[Entries with figure data]
···

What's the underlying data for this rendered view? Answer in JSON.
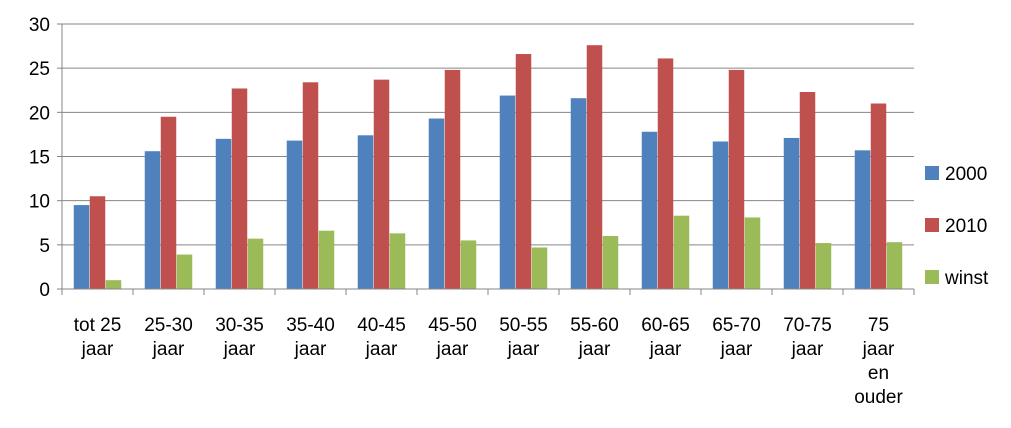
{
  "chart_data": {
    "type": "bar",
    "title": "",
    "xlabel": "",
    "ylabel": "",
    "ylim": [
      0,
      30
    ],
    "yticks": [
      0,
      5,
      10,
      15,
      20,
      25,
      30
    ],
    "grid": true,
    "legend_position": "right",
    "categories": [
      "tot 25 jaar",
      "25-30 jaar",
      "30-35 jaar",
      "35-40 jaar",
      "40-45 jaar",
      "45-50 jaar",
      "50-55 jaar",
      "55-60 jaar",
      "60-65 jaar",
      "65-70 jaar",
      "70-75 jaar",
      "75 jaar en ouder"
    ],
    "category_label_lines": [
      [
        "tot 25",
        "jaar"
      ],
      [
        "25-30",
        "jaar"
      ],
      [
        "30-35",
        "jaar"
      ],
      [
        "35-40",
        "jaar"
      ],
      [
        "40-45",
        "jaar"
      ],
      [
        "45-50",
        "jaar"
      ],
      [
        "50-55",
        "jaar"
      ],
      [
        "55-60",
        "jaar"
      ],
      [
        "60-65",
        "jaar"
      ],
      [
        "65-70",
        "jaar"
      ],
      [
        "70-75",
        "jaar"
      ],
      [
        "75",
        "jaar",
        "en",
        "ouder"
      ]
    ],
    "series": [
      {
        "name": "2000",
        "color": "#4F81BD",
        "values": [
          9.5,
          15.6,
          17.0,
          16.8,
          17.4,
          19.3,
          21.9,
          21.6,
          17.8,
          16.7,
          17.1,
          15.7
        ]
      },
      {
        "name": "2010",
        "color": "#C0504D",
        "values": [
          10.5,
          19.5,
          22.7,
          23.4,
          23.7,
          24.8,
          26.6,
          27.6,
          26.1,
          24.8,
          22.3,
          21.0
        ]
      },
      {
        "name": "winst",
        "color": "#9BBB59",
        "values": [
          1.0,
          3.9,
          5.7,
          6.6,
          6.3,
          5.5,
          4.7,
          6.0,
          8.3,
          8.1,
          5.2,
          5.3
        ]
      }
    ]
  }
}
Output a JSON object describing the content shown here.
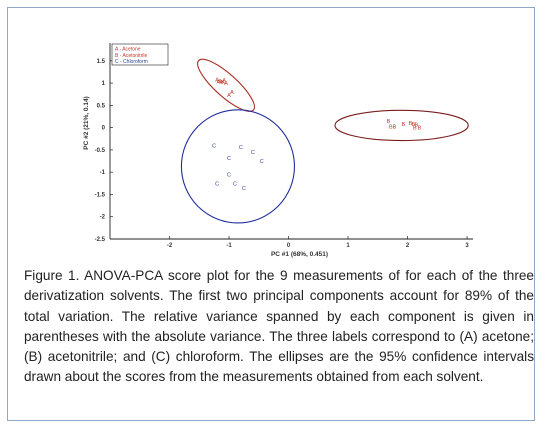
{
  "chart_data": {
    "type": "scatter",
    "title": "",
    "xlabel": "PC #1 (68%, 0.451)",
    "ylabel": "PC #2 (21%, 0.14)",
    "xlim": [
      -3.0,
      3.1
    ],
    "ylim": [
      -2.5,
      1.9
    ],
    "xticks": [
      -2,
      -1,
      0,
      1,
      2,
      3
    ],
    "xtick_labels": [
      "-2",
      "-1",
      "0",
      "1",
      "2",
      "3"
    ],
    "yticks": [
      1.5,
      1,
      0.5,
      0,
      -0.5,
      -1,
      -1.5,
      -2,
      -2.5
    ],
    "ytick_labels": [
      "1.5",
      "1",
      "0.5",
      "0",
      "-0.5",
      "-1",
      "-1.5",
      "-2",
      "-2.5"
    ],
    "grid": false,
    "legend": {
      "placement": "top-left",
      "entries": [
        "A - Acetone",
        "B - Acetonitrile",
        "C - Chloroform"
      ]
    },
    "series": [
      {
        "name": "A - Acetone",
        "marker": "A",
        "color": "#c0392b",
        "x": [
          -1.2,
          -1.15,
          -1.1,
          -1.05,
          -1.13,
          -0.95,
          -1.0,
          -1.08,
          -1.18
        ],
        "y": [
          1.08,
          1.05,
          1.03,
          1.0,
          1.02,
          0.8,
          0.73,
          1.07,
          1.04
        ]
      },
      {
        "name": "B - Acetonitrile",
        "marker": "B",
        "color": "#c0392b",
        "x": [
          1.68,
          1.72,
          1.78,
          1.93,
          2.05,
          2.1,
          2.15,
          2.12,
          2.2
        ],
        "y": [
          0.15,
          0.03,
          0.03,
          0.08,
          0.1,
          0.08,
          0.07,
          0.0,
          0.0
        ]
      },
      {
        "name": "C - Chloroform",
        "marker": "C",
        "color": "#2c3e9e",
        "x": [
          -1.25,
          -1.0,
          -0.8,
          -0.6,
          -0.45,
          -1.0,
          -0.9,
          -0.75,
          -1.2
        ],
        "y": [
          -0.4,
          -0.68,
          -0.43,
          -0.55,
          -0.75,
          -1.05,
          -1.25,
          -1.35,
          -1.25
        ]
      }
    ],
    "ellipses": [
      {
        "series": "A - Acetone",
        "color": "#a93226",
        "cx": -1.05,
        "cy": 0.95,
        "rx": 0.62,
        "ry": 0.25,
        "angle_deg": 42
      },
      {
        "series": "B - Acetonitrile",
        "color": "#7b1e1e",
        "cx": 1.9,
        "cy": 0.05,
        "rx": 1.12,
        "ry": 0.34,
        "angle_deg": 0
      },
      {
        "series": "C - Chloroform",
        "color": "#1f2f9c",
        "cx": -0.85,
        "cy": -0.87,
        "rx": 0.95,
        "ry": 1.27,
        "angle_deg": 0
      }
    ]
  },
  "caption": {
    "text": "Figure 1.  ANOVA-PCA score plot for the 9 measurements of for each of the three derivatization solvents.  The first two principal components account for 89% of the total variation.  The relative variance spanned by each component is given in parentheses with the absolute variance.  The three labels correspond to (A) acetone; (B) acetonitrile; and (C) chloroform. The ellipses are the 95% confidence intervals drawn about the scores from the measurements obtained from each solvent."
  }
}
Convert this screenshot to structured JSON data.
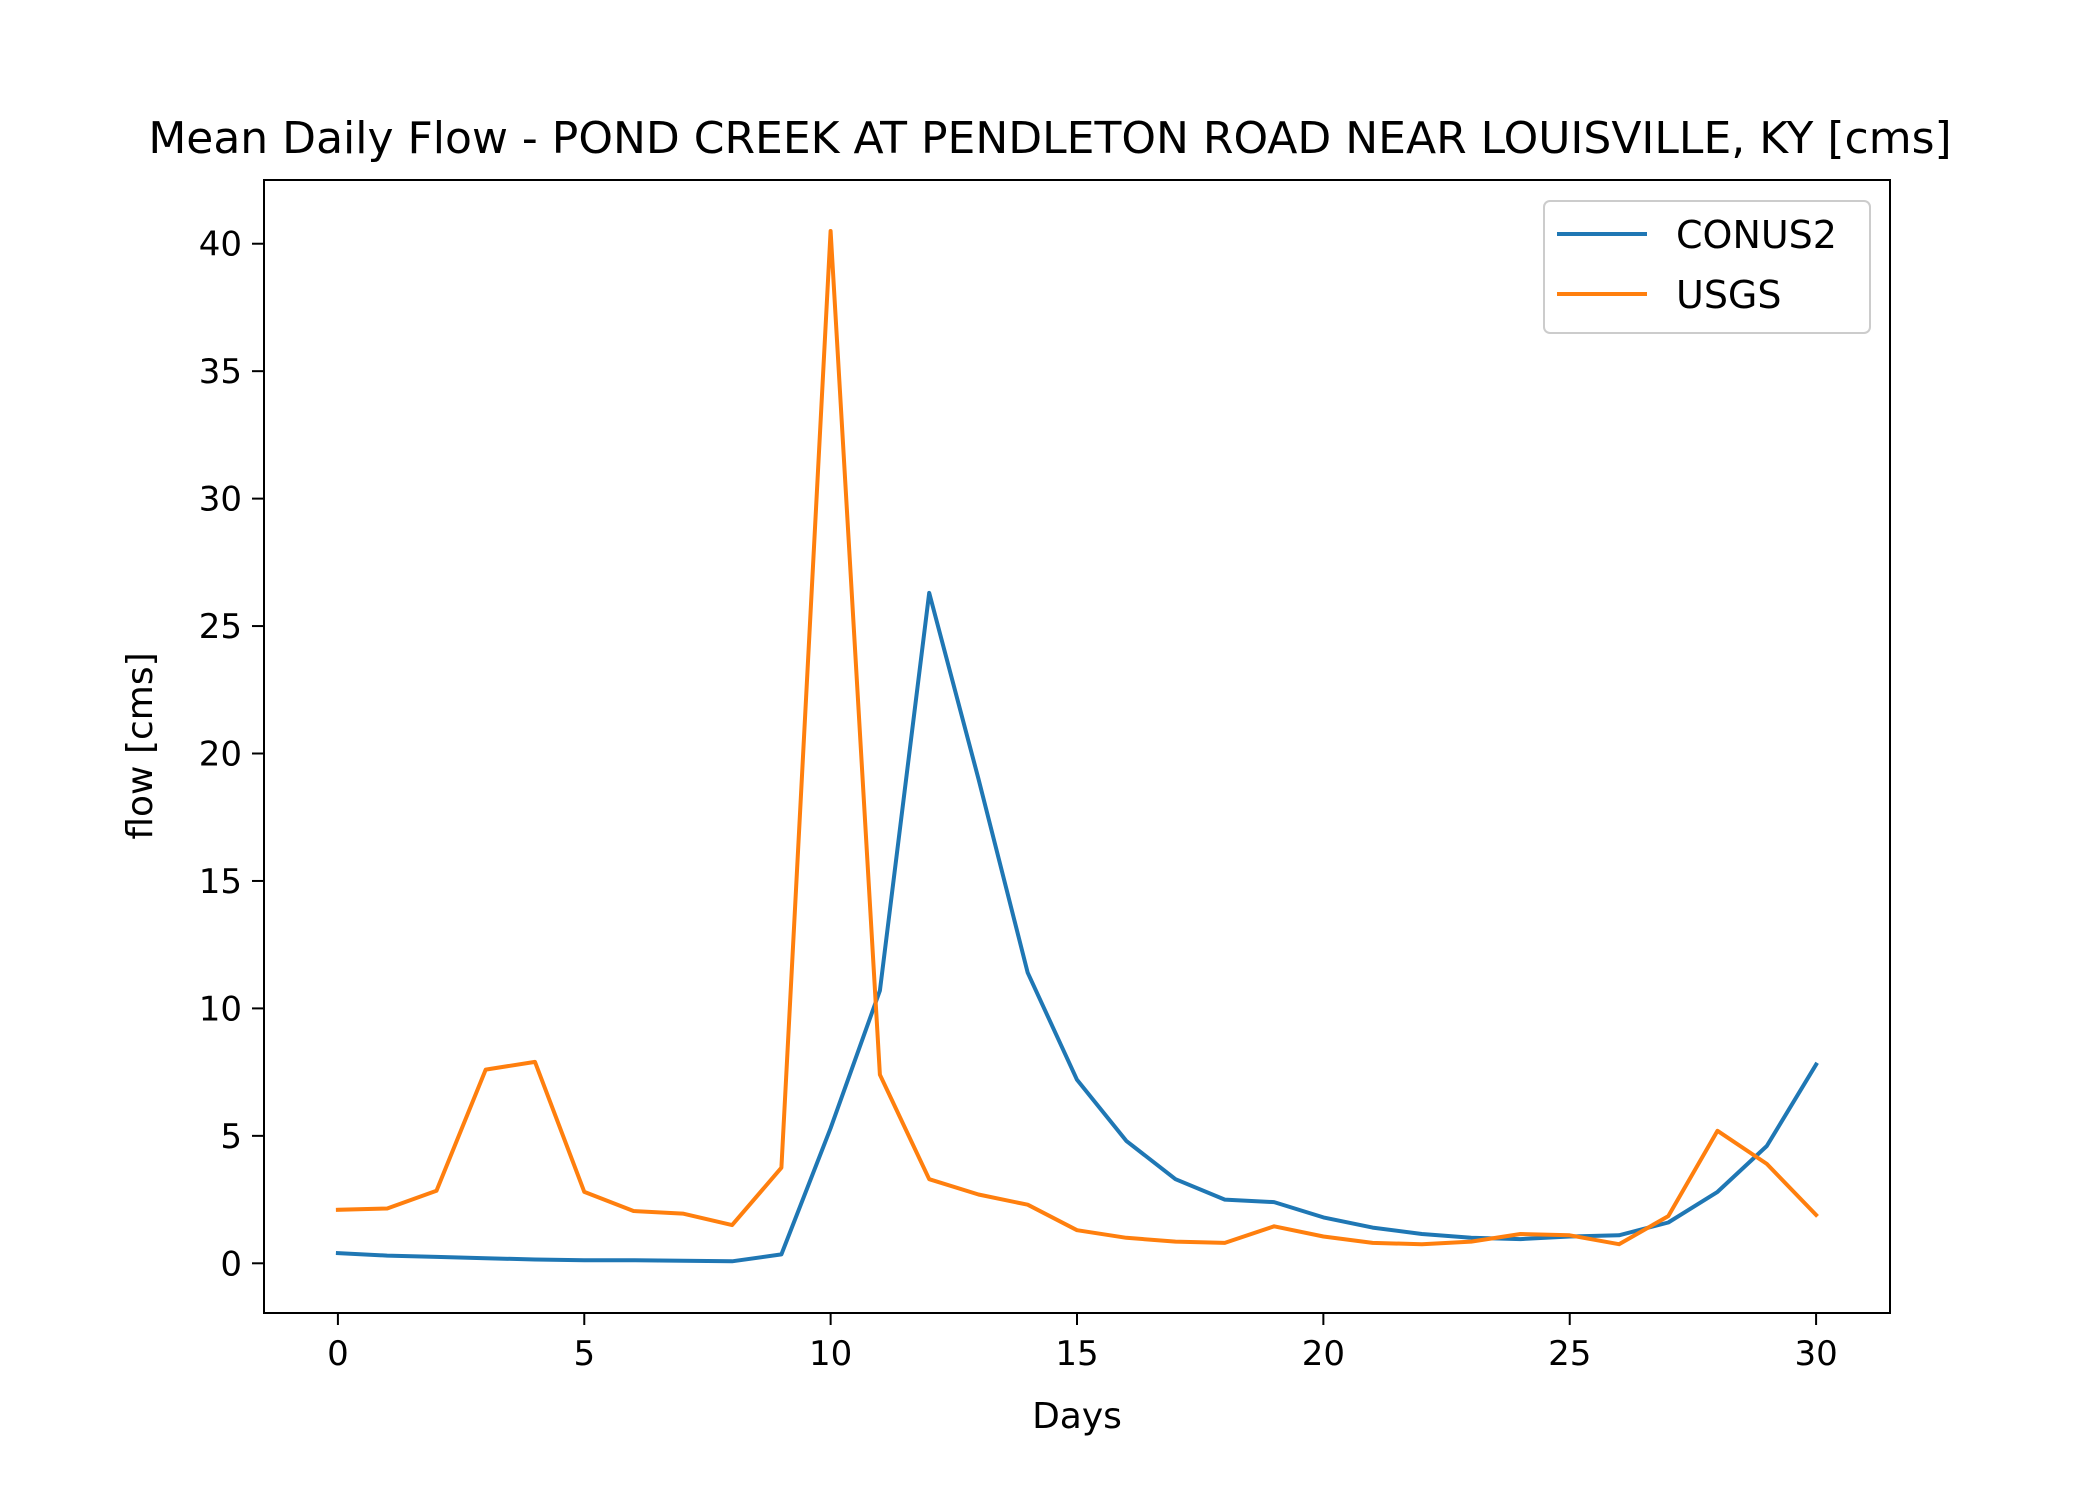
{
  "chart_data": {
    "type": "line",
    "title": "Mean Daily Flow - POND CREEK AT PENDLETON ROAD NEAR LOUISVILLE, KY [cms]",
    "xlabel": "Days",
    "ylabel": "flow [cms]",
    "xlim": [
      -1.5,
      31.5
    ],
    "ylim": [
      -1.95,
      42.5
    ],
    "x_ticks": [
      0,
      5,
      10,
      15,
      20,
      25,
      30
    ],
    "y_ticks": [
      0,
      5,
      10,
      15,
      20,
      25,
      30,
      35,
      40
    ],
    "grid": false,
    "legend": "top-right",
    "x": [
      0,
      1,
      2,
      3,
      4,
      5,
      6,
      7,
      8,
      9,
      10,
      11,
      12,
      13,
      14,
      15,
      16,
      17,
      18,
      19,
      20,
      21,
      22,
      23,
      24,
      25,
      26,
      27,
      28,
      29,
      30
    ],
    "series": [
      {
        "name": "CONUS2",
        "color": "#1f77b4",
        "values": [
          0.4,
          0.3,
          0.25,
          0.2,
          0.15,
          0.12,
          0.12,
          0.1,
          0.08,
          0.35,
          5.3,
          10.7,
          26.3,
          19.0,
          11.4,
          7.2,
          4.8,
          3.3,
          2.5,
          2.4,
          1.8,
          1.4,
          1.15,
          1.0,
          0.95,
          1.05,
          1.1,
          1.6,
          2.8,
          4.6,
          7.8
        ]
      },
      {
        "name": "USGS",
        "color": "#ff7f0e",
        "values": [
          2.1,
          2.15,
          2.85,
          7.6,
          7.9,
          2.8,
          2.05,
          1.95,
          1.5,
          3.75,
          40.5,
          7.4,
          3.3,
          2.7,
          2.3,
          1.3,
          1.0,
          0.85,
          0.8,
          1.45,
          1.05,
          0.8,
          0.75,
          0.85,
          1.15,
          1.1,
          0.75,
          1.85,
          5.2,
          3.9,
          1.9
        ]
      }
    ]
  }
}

···

• Task goal
Looking at the entries above, state how many lines contain "right"; give the number alone.

• Response
2